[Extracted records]
## Start

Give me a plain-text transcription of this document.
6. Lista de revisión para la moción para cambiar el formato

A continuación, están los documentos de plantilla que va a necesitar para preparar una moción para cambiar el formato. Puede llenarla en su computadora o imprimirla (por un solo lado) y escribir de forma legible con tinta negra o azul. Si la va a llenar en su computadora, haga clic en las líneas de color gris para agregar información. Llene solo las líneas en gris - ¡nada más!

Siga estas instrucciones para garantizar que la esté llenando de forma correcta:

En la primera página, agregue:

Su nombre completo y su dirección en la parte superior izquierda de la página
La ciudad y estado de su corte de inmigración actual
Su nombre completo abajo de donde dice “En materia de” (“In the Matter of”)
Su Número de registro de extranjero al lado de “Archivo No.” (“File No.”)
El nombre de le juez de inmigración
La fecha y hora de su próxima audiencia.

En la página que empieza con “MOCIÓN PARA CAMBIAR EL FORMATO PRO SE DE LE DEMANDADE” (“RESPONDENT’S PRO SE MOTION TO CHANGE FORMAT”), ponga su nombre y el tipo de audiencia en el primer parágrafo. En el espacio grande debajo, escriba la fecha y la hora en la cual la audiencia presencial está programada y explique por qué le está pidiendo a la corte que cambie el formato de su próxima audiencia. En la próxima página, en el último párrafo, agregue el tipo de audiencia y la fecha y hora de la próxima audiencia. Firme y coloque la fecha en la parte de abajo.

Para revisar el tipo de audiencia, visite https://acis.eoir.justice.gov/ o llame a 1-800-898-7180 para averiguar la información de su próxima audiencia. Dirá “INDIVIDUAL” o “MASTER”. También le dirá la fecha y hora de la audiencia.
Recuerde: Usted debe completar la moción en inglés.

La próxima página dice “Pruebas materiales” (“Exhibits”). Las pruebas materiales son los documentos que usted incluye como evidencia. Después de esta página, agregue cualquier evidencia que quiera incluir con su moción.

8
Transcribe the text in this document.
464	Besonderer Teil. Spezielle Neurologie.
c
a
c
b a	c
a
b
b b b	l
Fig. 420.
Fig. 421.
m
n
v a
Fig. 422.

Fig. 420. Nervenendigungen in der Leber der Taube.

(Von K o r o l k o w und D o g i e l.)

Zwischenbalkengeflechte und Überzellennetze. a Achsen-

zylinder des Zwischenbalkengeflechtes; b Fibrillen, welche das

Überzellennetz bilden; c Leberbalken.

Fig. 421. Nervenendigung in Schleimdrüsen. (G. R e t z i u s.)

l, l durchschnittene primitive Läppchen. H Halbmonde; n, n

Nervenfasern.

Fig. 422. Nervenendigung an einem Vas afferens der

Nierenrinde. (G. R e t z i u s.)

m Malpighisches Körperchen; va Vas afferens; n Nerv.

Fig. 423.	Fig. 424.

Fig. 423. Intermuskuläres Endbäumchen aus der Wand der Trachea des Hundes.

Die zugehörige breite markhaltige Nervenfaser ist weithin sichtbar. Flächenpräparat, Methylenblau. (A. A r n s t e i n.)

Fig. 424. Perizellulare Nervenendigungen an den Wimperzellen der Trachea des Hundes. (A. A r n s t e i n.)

## End

[The problem]
From the entries above, copy each line holding "corte".

[Answer to the exercise]
La ciudad y estado de su corte de inmigración actual
En la página que empieza con “MOCIÓN PARA CAMBIAR EL FORMATO PRO SE DE LE DEMANDADE” (“RESPONDENT’S PRO SE MOTION TO CHANGE FORMAT”), ponga su nombre y el tipo de audiencia en el primer parágrafo. En el espacio grande debajo, escriba la fecha y la hora en la cual la audiencia presencial está programada y explique por qué le está pidiendo a la corte que cambie el formato de su próxima audiencia. En la próxima página, en el último párrafo, agregue el tipo de audiencia y la fecha y hora de la próxima audiencia. Firme y coloque la fecha en la parte de abajo.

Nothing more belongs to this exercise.